**DATA PROVIDED**
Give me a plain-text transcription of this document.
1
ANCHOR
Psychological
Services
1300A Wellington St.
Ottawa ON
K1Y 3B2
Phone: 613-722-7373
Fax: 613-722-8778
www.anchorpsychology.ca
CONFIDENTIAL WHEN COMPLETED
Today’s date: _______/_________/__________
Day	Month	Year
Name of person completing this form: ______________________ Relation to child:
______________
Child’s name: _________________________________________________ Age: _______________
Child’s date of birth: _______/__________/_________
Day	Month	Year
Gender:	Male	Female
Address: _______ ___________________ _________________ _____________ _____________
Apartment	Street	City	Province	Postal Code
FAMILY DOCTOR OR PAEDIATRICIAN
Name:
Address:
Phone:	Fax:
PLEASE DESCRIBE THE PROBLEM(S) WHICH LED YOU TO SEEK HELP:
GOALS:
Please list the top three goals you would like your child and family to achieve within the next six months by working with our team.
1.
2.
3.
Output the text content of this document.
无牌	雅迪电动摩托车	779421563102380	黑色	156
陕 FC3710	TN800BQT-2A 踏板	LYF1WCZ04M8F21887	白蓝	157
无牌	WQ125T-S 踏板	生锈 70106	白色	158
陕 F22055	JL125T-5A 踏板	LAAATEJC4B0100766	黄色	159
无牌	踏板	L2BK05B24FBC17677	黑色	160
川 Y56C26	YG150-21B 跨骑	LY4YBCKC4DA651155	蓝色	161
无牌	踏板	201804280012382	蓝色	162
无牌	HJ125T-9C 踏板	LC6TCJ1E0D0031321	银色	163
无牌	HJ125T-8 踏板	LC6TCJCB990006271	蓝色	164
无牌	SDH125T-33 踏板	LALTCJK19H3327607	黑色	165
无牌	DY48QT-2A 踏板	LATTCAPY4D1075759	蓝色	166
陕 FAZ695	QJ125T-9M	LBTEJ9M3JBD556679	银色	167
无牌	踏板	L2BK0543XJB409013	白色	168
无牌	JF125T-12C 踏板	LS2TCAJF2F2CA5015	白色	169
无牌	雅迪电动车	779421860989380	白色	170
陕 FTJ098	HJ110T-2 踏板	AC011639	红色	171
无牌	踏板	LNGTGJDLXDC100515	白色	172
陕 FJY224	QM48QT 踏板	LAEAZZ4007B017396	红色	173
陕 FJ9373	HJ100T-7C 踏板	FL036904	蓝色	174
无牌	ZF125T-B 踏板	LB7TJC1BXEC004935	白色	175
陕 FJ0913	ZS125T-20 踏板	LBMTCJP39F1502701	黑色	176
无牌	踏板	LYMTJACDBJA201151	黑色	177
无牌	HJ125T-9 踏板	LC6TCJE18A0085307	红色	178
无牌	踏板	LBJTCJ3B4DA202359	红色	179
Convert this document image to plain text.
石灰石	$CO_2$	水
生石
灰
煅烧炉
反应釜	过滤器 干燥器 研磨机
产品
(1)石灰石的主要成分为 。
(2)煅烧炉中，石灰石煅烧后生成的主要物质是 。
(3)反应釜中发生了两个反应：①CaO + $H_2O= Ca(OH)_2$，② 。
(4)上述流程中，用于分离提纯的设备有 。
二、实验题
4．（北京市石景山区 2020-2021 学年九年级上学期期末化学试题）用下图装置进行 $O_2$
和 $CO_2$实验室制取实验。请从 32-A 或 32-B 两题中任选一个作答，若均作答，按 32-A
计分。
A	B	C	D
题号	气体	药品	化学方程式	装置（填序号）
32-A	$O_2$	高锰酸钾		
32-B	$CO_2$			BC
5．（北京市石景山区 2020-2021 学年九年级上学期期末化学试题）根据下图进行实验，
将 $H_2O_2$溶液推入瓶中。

**GOAL**
From the records above, extract each line exactly as shown.

**FINAL RESULT**
Give me a plain-text transcription of this document.
1
ANCHOR
Psychological
Services
1300A Wellington St.
Ottawa ON
K1Y 3B2
Phone: 613-722-7373
Fax: 613-722-8778
www.anchorpsychology.ca
CONFIDENTIAL WHEN COMPLETED
Today’s date: _______/_________/__________
Day	Month	Year
Name of person completing this form: ______________________ Relation to child:
______________
Child’s name: _________________________________________________ Age: _______________
Child’s date of birth: _______/__________/_________
Day	Month	Year
Gender:	Male	Female
Address: _______ ___________________ _________________ _____________ _____________
Apartment	Street	City	Province	Postal Code
FAMILY DOCTOR OR PAEDIATRICIAN
Name:
Address:
Phone:	Fax:
PLEASE DESCRIBE THE PROBLEM(S) WHICH LED YOU TO SEEK HELP:
GOALS:
Please list the top three goals you would like your child and family to achieve within the next six months by working with our team.
1.
2.
3.
Output the text content of this document.
无牌	雅迪电动摩托车	779421563102380	黑色	156
陕 FC3710	TN800BQT-2A 踏板	LYF1WCZ04M8F21887	白蓝	157
无牌	WQ125T-S 踏板	生锈 70106	白色	158
陕 F22055	JL125T-5A 踏板	LAAATEJC4B0100766	黄色	159
无牌	踏板	L2BK05B24FBC17677	黑色	160
川 Y56C26	YG150-21B 跨骑	LY4YBCKC4DA651155	蓝色	161
无牌	踏板	201804280012382	蓝色	162
无牌	HJ125T-9C 踏板	LC6TCJ1E0D0031321	银色	163
无牌	HJ125T-8 踏板	LC6TCJCB990006271	蓝色	164
无牌	SDH125T-33 踏板	LALTCJK19H3327607	黑色	165
无牌	DY48QT-2A 踏板	LATTCAPY4D1075759	蓝色	166
陕 FAZ695	QJ125T-9M	LBTEJ9M3JBD556679	银色	167
无牌	踏板	L2BK0543XJB409013	白色	168
无牌	JF125T-12C 踏板	LS2TCAJF2F2CA5015	白色	169
无牌	雅迪电动车	779421860989380	白色	170
陕 FTJ098	HJ110T-2 踏板	AC011639	红色	171
无牌	踏板	LNGTGJDLXDC100515	白色	172
陕 FJY224	QM48QT 踏板	LAEAZZ4007B017396	红色	173
陕 FJ9373	HJ100T-7C 踏板	FL036904	蓝色	174
无牌	ZF125T-B 踏板	LB7TJC1BXEC004935	白色	175
陕 FJ0913	ZS125T-20 踏板	LBMTCJP39F1502701	黑色	176
无牌	踏板	LYMTJACDBJA201151	黑色	177
无牌	HJ125T-9 踏板	LC6TCJE18A0085307	红色	178
无牌	踏板	LBJTCJ3B4DA202359	红色	179
Convert this document image to plain text.
石灰石	$CO_2$	水
生石
灰
煅烧炉
反应釜	过滤器 干燥器 研磨机
产品
(1)石灰石的主要成分为 。
(2)煅烧炉中，石灰石煅烧后生成的主要物质是 。
(3)反应釜中发生了两个反应：①CaO + $H_2O= Ca(OH)_2$，② 。
(4)上述流程中，用于分离提纯的设备有 。
二、实验题
4．（北京市石景山区 2020-2021 学年九年级上学期期末化学试题）用下图装置进行 $O_2$
和 $CO_2$实验室制取实验。请从 32-A 或 32-B 两题中任选一个作答，若均作答，按 32-A
计分。
A	B	C	D
题号	气体	药品	化学方程式	装置（填序号）
32-A	$O_2$	高锰酸钾		
32-B	$CO_2$			BC
5．（北京市石景山区 2020-2021 学年九年级上学期期末化学试题）根据下图进行实验，
将 $H_2O_2$溶液推入瓶中。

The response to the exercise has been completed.